Work to do:
Transcribe all of the material exactly. Any picture in it should be left out.

━━━━━ Exercise material ━━━━━

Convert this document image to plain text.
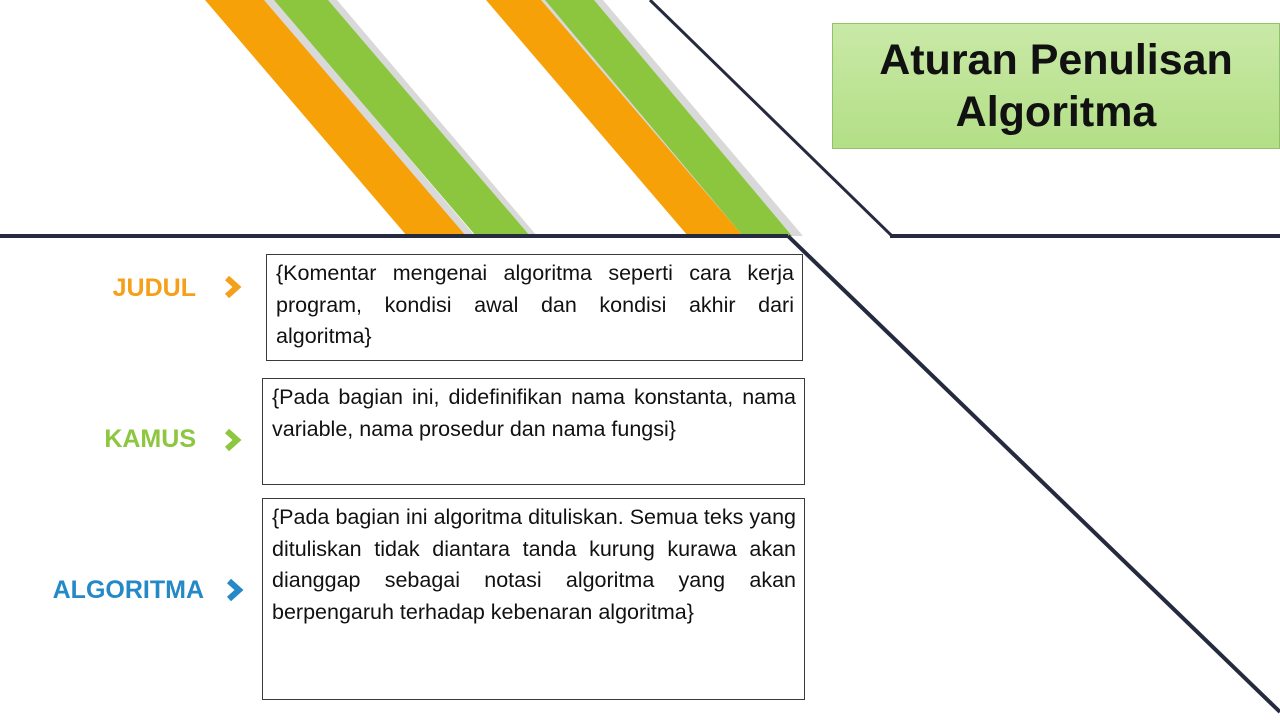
Aturan Penulisan Algoritma
JUDUL
{Komentar mengenai algoritma seperti cara kerja program, kondisi awal dan kondisi akhir dari algoritma}
KAMUS
{Pada bagian ini, didefinifikan nama konstanta, nama variable, nama prosedur dan nama fungsi}
ALGORITMA
{Pada bagian ini algoritma dituliskan. Semua teks yang dituliskan tidak diantara tanda kurung kurawa akan dianggap sebagai notasi algoritma yang akan berpengaruh terhadap kebenaran algoritma}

━━━━━

Answer below:
Convert this document image to plain text.
Aturan Penulisan Algoritma
JUDUL
{Komentar mengenai algoritma seperti cara kerja program, kondisi awal dan kondisi akhir dari algoritma}
KAMUS
{Pada bagian ini, didefinifikan nama konstanta, nama variable, nama prosedur dan nama fungsi}
ALGORITMA
{Pada bagian ini algoritma dituliskan. Semua teks yang dituliskan tidak diantara tanda kurung kurawa akan dianggap sebagai notasi algoritma yang akan berpengaruh terhadap kebenaran algoritma}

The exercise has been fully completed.